*TO BE DONE*: Reproduce every line of the records below verbatim, omitting the pictures.

*INFORMATION GIVEN*:
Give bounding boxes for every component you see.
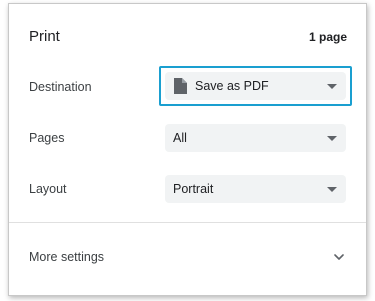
chevron-down-icon[interactable] bbox=[332, 250, 346, 264]
pages-select[interactable]: All bbox=[165, 124, 346, 152]
divider bbox=[9, 222, 366, 223]
layout-label: Layout bbox=[29, 182, 67, 196]
destination-label: Destination bbox=[29, 80, 92, 94]
layout-value: Portrait bbox=[173, 182, 214, 196]
destination-value: Save as PDF bbox=[195, 79, 269, 93]
document-icon bbox=[174, 78, 187, 94]
page-count: 1 page bbox=[308, 30, 347, 44]
destination-highlight: Save as PDF bbox=[159, 66, 352, 106]
dropdown-arrow-icon bbox=[327, 187, 337, 192]
pages-value: All bbox=[173, 131, 187, 145]
layout-select[interactable]: Portrait bbox=[165, 175, 346, 203]
dropdown-arrow-icon bbox=[327, 84, 337, 89]
dropdown-arrow-icon bbox=[327, 136, 337, 141]
more-settings-toggle[interactable]: More settings bbox=[29, 250, 104, 264]
pages-label: Pages bbox=[29, 131, 65, 145]
destination-select[interactable]: Save as PDF bbox=[165, 72, 346, 100]
dialog-title: Print bbox=[29, 28, 60, 45]
print-dialog: Print 1 page Destination Save as PDF Pag… bbox=[8, 3, 367, 296]
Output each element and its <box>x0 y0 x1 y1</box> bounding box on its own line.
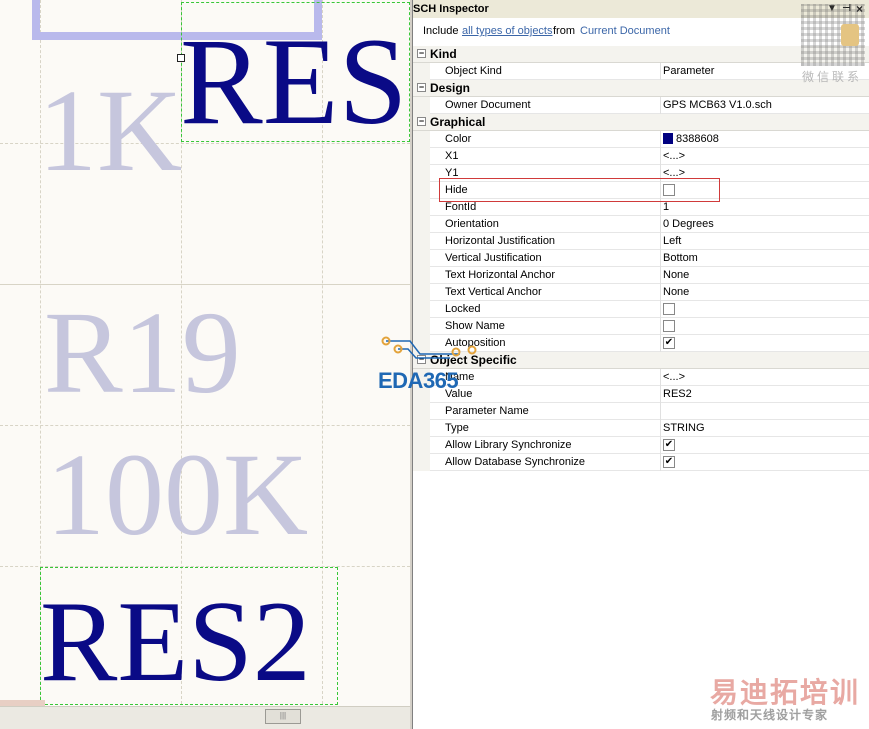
property-name: Locked <box>445 303 481 315</box>
property-name: Owner Document <box>445 99 531 111</box>
tagline-watermark: 射频和天线设计专家 <box>711 708 829 722</box>
property-value[interactable]: Parameter <box>663 63 714 80</box>
property-name: Orientation <box>445 218 499 230</box>
property-name: Type <box>445 422 469 434</box>
property-value[interactable]: RES2 <box>663 386 692 403</box>
property-row-value[interactable]: Value RES2 <box>413 386 869 403</box>
qr-logo-icon <box>841 24 859 46</box>
color-value-text: 8388608 <box>676 133 719 145</box>
parameter-text-res2[interactable]: RES2 <box>40 584 311 700</box>
include-label: Include <box>423 25 459 37</box>
property-name: X1 <box>445 150 459 162</box>
collapse-icon[interactable]: − <box>417 49 426 58</box>
qr-caption: 微信联系 <box>802 70 863 84</box>
document-scope-link[interactable]: Current Document <box>580 18 670 44</box>
property-value[interactable]: 8388608 <box>663 131 719 148</box>
grid-line <box>0 284 410 285</box>
parameter-text-1k[interactable]: 1K <box>38 72 182 190</box>
category-graphical[interactable]: − Graphical <box>413 114 869 131</box>
property-value[interactable]: GPS MCB63 V1.0.sch <box>663 97 772 114</box>
category-design[interactable]: − Design <box>413 80 869 97</box>
property-name: Object Kind <box>445 65 502 77</box>
comment-text-100k[interactable]: 100K <box>46 436 308 554</box>
property-grid: − Kind Object Kind Parameter − Design Ow… <box>413 46 869 471</box>
color-swatch[interactable] <box>663 133 673 144</box>
property-row-locked[interactable]: Locked <box>413 301 869 318</box>
property-row-orientation[interactable]: Orientation 0 Degrees <box>413 216 869 233</box>
property-row-vertical-justification[interactable]: Vertical Justification Bottom <box>413 250 869 267</box>
scrollbar-thumb[interactable]: ||| <box>265 709 301 724</box>
property-row-owner-document[interactable]: Owner Document GPS MCB63 V1.0.sch <box>413 97 869 114</box>
category-object-specific[interactable]: − Object Specific <box>413 352 869 369</box>
show-name-checkbox[interactable] <box>663 320 675 332</box>
property-name: Color <box>445 133 472 145</box>
property-row-name[interactable]: Name <...> <box>413 369 869 386</box>
horizontal-scrollbar[interactable]: ||| <box>0 706 410 729</box>
property-row-x1[interactable]: X1 <...> <box>413 148 869 165</box>
allow-library-sync-checkbox[interactable]: ✔ <box>663 439 675 451</box>
property-name: Allow Database Synchronize <box>445 456 586 468</box>
eda-circuit-icon <box>381 336 477 359</box>
grid-line <box>0 425 410 426</box>
object-types-link[interactable]: all types of objects <box>462 18 553 44</box>
category-label: Graphical <box>430 115 486 129</box>
property-value[interactable]: Left <box>663 233 681 250</box>
property-name: Allow Library Synchronize <box>445 439 572 451</box>
category-label: Kind <box>430 47 457 61</box>
property-value[interactable]: STRING <box>663 420 705 437</box>
qr-code-watermark <box>801 4 865 66</box>
schematic-canvas[interactable]: RES 1K R19 100K RES2 ||| <box>0 0 410 729</box>
property-row-text-horizontal-anchor[interactable]: Text Horizontal Anchor None <box>413 267 869 284</box>
property-value[interactable]: None <box>663 284 689 301</box>
collapse-icon[interactable]: − <box>417 83 426 92</box>
property-row-allow-database-synchronize[interactable]: Allow Database Synchronize ✔ <box>413 454 869 471</box>
property-name: Text Vertical Anchor <box>445 286 542 298</box>
property-row-text-vertical-anchor[interactable]: Text Vertical Anchor None <box>413 284 869 301</box>
property-name: Parameter Name <box>445 405 529 417</box>
panel-title: SCH Inspector <box>413 3 489 15</box>
brand-watermark: 易迪拓培训 <box>710 677 861 708</box>
sch-inspector-panel: SCH Inspector ▼ ⊣ × Include all types of… <box>413 0 869 729</box>
hide-row-highlight <box>439 178 720 202</box>
designator-text-r19[interactable]: R19 <box>44 294 241 412</box>
property-row-horizontal-justification[interactable]: Horizontal Justification Left <box>413 233 869 250</box>
eda365-logo: EDA365 <box>378 368 459 393</box>
property-name: Show Name <box>445 320 505 332</box>
property-name: Horizontal Justification <box>445 235 556 247</box>
locked-checkbox[interactable] <box>663 303 675 315</box>
property-row-parameter-name[interactable]: Parameter Name <box>413 403 869 420</box>
collapse-icon[interactable]: − <box>417 117 426 126</box>
property-value[interactable]: None <box>663 267 689 284</box>
property-row-allow-library-synchronize[interactable]: Allow Library Synchronize ✔ <box>413 437 869 454</box>
property-value[interactable]: Bottom <box>663 250 698 267</box>
property-name: Vertical Justification <box>445 252 542 264</box>
property-row-type[interactable]: Type STRING <box>413 420 869 437</box>
property-row-show-name[interactable]: Show Name <box>413 318 869 335</box>
property-name: Text Horizontal Anchor <box>445 269 556 281</box>
property-row-color[interactable]: Color 8388608 <box>413 131 869 148</box>
property-row-autoposition[interactable]: Autoposition ✔ <box>413 335 869 352</box>
parameter-text-res[interactable]: RES <box>180 20 407 144</box>
property-value[interactable]: 0 Degrees <box>663 216 714 233</box>
from-label: from <box>553 25 575 37</box>
property-value[interactable]: <...> <box>663 148 685 165</box>
autoposition-checkbox[interactable]: ✔ <box>663 337 675 349</box>
category-label: Design <box>430 81 471 95</box>
property-value[interactable]: <...> <box>663 369 685 386</box>
allow-database-sync-checkbox[interactable]: ✔ <box>663 456 675 468</box>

*RESULT FOR THIS EXERCISE*:
Give bounding boxes for every component you see.
chevron-down-icon[interactable] bbox=[332, 250, 346, 264]
pages-select[interactable]: All bbox=[165, 124, 346, 152]
divider bbox=[9, 222, 366, 223]
layout-label: Layout bbox=[29, 182, 67, 196]
destination-label: Destination bbox=[29, 80, 92, 94]
layout-value: Portrait bbox=[173, 182, 214, 196]
destination-value: Save as PDF bbox=[195, 79, 269, 93]
document-icon bbox=[174, 78, 187, 94]
page-count: 1 page bbox=[308, 30, 347, 44]
destination-highlight: Save as PDF bbox=[159, 66, 352, 106]
dropdown-arrow-icon bbox=[327, 187, 337, 192]
pages-value: All bbox=[173, 131, 187, 145]
layout-select[interactable]: Portrait bbox=[165, 175, 346, 203]
dropdown-arrow-icon bbox=[327, 84, 337, 89]
dropdown-arrow-icon bbox=[327, 136, 337, 141]
more-settings-toggle[interactable]: More settings bbox=[29, 250, 104, 264]
pages-label: Pages bbox=[29, 131, 65, 145]
destination-select[interactable]: Save as PDF bbox=[165, 72, 346, 100]
dialog-title: Print bbox=[29, 28, 60, 45]
print-dialog: Print 1 page Destination Save as PDF Pag… bbox=[8, 3, 367, 296]
Output each element and its <box>x0 y0 x1 y1</box> bounding box on its own line.
property-name: Locked <box>445 303 481 315</box>
property-name: Owner Document <box>445 99 531 111</box>
tagline-watermark: 射频和天线设计专家 <box>711 708 829 722</box>
property-value[interactable]: Parameter <box>663 63 714 80</box>
property-name: Orientation <box>445 218 499 230</box>
property-name: Type <box>445 422 469 434</box>
property-value[interactable]: RES2 <box>663 386 692 403</box>
property-row-value[interactable]: Value RES2 <box>413 386 869 403</box>
qr-logo-icon <box>841 24 859 46</box>
color-value-text: 8388608 <box>676 133 719 145</box>
parameter-text-res2[interactable]: RES2 <box>40 584 311 700</box>
include-label: Include <box>423 25 459 37</box>
property-name: X1 <box>445 150 459 162</box>
collapse-icon[interactable]: − <box>417 49 426 58</box>
qr-caption: 微信联系 <box>802 70 863 84</box>
document-scope-link[interactable]: Current Document <box>580 18 670 44</box>
property-value[interactable]: 8388608 <box>663 131 719 148</box>
grid-line <box>0 284 410 285</box>
parameter-text-1k[interactable]: 1K <box>38 72 182 190</box>
category-graphical[interactable]: − Graphical <box>413 114 869 131</box>
property-value[interactable]: GPS MCB63 V1.0.sch <box>663 97 772 114</box>
category-design[interactable]: − Design <box>413 80 869 97</box>
property-name: Object Kind <box>445 65 502 77</box>
comment-text-100k[interactable]: 100K <box>46 436 308 554</box>
property-grid: − Kind Object Kind Parameter − Design Ow… <box>413 46 869 471</box>
color-swatch[interactable] <box>663 133 673 144</box>
property-row-locked[interactable]: Locked <box>413 301 869 318</box>
property-row-orientation[interactable]: Orientation 0 Degrees <box>413 216 869 233</box>
property-row-vertical-justification[interactable]: Vertical Justification Bottom <box>413 250 869 267</box>
scrollbar-thumb[interactable]: ||| <box>265 709 301 724</box>
property-row-owner-document[interactable]: Owner Document GPS MCB63 V1.0.sch <box>413 97 869 114</box>
category-object-specific[interactable]: − Object Specific <box>413 352 869 369</box>
show-name-checkbox[interactable] <box>663 320 675 332</box>
property-name: Color <box>445 133 472 145</box>
property-row-name[interactable]: Name <...> <box>413 369 869 386</box>
horizontal-scrollbar[interactable]: ||| <box>0 706 410 729</box>
property-row-x1[interactable]: X1 <...> <box>413 148 869 165</box>
allow-library-sync-checkbox[interactable]: ✔ <box>663 439 675 451</box>
property-name: Allow Database Synchronize <box>445 456 586 468</box>
eda-circuit-icon <box>381 336 477 359</box>
grid-line <box>0 425 410 426</box>
object-types-link[interactable]: all types of objects <box>462 18 553 44</box>
category-label: Graphical <box>430 115 486 129</box>
property-value[interactable]: Left <box>663 233 681 250</box>
property-name: Allow Library Synchronize <box>445 439 572 451</box>
category-label: Kind <box>430 47 457 61</box>
property-value[interactable]: STRING <box>663 420 705 437</box>
qr-code-watermark <box>801 4 865 66</box>
schematic-canvas[interactable]: RES 1K R19 100K RES2 ||| <box>0 0 410 729</box>
property-row-text-horizontal-anchor[interactable]: Text Horizontal Anchor None <box>413 267 869 284</box>
property-value[interactable]: None <box>663 284 689 301</box>
collapse-icon[interactable]: − <box>417 83 426 92</box>
property-row-allow-database-synchronize[interactable]: Allow Database Synchronize ✔ <box>413 454 869 471</box>
property-name: Text Vertical Anchor <box>445 286 542 298</box>
property-row-text-vertical-anchor[interactable]: Text Vertical Anchor None <box>413 284 869 301</box>
property-name: Parameter Name <box>445 405 529 417</box>
panel-title: SCH Inspector <box>413 3 489 15</box>
brand-watermark: 易迪拓培训 <box>710 677 861 708</box>
sch-inspector-panel: SCH Inspector ▼ ⊣ × Include all types of… <box>413 0 869 729</box>
hide-row-highlight <box>439 178 720 202</box>
designator-text-r19[interactable]: R19 <box>44 294 241 412</box>
property-row-horizontal-justification[interactable]: Horizontal Justification Left <box>413 233 869 250</box>
eda365-logo: EDA365 <box>378 368 459 393</box>
property-name: Show Name <box>445 320 505 332</box>
property-name: Horizontal Justification <box>445 235 556 247</box>
locked-checkbox[interactable] <box>663 303 675 315</box>
property-row-parameter-name[interactable]: Parameter Name <box>413 403 869 420</box>
collapse-icon[interactable]: − <box>417 117 426 126</box>
property-value[interactable]: None <box>663 267 689 284</box>
property-row-allow-library-synchronize[interactable]: Allow Library Synchronize ✔ <box>413 437 869 454</box>
property-value[interactable]: Bottom <box>663 250 698 267</box>
property-name: Vertical Justification <box>445 252 542 264</box>
property-row-type[interactable]: Type STRING <box>413 420 869 437</box>
property-row-show-name[interactable]: Show Name <box>413 318 869 335</box>
property-name: Text Horizontal Anchor <box>445 269 556 281</box>
property-row-color[interactable]: Color 8388608 <box>413 131 869 148</box>
property-row-autoposition[interactable]: Autoposition ✔ <box>413 335 869 352</box>
parameter-text-res[interactable]: RES <box>180 20 407 144</box>
property-value[interactable]: 0 Degrees <box>663 216 714 233</box>
from-label: from <box>553 25 575 37</box>
property-value[interactable]: <...> <box>663 148 685 165</box>
autoposition-checkbox[interactable]: ✔ <box>663 337 675 349</box>
category-label: Design <box>430 81 471 95</box>
property-value[interactable]: <...> <box>663 369 685 386</box>
allow-database-sync-checkbox[interactable]: ✔ <box>663 456 675 468</box>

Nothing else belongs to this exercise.